Go through the data below and gather each line containing "value".

[start]

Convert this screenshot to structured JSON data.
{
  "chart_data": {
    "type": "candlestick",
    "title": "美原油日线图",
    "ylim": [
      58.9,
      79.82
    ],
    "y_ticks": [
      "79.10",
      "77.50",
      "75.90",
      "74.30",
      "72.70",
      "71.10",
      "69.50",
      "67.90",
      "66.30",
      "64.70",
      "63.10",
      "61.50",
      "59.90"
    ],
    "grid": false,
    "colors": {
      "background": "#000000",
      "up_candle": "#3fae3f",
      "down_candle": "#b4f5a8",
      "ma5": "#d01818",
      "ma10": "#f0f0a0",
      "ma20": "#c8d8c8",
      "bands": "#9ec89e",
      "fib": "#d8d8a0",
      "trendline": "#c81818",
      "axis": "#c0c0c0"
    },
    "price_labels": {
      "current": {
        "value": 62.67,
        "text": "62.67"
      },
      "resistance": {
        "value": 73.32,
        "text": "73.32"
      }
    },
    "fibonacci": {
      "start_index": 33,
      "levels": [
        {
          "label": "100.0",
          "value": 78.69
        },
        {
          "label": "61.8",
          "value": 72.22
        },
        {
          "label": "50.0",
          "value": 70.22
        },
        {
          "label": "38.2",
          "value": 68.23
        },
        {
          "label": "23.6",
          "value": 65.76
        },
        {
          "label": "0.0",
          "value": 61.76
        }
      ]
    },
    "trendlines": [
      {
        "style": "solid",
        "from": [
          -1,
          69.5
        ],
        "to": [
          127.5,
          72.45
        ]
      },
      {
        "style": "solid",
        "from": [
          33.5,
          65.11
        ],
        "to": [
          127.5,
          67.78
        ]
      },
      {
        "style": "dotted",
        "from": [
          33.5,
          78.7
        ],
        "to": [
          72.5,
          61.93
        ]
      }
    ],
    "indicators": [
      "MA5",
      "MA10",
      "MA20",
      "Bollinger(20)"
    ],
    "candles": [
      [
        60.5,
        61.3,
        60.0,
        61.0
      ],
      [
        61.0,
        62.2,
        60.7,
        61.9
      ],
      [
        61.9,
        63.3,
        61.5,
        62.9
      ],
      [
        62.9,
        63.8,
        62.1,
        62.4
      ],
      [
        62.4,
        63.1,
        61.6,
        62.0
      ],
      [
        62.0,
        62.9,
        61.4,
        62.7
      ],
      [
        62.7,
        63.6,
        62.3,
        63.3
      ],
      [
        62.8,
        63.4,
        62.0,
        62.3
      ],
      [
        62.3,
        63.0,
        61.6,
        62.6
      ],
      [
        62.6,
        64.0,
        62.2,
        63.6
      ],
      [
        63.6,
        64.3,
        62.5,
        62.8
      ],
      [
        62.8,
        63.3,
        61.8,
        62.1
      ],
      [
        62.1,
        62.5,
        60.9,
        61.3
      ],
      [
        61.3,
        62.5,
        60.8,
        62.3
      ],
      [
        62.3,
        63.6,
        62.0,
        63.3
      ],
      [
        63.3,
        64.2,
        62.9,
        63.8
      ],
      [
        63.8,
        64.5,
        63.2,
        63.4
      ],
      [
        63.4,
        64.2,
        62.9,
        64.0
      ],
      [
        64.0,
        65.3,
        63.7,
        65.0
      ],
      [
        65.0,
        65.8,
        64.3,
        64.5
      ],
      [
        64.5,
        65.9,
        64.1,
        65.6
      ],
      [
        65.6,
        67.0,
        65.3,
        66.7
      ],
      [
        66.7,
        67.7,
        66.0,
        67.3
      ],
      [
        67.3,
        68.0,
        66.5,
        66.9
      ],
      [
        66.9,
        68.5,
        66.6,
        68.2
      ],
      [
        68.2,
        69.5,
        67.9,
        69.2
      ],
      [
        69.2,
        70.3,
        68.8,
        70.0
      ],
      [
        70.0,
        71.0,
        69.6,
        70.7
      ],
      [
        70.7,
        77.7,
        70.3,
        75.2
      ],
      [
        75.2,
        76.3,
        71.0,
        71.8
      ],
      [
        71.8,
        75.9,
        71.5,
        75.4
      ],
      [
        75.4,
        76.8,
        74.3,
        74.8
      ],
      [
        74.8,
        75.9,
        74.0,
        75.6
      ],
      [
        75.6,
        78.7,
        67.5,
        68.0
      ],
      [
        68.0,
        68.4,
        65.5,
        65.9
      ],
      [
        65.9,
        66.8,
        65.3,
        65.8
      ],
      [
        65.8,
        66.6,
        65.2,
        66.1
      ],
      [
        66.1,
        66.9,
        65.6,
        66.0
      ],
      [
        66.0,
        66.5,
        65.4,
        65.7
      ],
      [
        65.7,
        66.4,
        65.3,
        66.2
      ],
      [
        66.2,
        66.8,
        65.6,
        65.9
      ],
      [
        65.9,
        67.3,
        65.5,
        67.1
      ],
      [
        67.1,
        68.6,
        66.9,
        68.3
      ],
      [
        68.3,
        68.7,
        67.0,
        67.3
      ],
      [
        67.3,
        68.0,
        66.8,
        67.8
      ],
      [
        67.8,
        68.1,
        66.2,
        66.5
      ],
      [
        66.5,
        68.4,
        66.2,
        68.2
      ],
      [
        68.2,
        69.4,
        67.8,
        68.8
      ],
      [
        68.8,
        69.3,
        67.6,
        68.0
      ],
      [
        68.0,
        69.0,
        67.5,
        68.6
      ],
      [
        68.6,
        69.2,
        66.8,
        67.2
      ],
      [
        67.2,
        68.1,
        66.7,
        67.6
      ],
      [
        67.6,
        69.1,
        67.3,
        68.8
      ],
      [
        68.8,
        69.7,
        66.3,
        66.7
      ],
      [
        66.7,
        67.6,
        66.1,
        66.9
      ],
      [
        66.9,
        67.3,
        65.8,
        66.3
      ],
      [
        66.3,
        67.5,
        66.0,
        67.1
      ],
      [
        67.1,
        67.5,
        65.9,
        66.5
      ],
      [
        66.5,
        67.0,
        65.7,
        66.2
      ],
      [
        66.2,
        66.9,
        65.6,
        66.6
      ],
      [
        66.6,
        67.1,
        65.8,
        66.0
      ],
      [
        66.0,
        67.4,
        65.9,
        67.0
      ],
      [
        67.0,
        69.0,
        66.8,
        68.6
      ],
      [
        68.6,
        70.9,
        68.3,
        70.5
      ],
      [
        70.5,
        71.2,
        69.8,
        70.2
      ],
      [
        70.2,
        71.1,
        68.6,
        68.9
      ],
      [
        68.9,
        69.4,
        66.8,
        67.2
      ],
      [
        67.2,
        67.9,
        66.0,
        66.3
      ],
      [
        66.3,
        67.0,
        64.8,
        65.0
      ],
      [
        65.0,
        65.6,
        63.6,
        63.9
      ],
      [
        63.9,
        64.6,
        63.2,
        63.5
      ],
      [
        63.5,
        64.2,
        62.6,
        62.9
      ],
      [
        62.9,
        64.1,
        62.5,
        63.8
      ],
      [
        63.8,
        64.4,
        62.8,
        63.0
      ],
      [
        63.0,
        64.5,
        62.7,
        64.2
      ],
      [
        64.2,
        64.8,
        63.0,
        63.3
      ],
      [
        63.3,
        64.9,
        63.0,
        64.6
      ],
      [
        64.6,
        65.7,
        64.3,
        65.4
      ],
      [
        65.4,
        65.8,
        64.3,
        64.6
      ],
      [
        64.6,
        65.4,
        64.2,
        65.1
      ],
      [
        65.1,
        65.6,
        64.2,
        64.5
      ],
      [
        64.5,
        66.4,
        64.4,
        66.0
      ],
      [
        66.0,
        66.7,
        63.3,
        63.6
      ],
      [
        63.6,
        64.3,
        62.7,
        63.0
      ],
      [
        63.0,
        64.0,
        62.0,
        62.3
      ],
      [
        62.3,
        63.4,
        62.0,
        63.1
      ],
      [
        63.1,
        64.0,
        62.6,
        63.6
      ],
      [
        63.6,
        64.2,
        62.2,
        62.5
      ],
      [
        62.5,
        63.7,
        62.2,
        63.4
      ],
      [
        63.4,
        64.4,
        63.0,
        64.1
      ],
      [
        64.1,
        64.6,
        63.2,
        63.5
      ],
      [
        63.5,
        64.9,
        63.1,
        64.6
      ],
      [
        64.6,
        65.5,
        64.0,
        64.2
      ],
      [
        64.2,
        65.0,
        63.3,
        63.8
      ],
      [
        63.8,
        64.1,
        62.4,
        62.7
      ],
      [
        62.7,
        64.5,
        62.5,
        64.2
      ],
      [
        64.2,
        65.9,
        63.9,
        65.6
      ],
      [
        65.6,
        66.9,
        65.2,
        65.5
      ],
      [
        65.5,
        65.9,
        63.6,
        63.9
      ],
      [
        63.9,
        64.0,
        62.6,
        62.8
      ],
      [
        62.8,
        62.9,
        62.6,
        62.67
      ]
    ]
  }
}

[end]

> _Exercise solution_
        "value": 62.67,
        "value": 73.32,
          "value": 78.69
          "value": 72.22
          "value": 70.22
          "value": 68.23
          "value": 65.76
          "value": 61.76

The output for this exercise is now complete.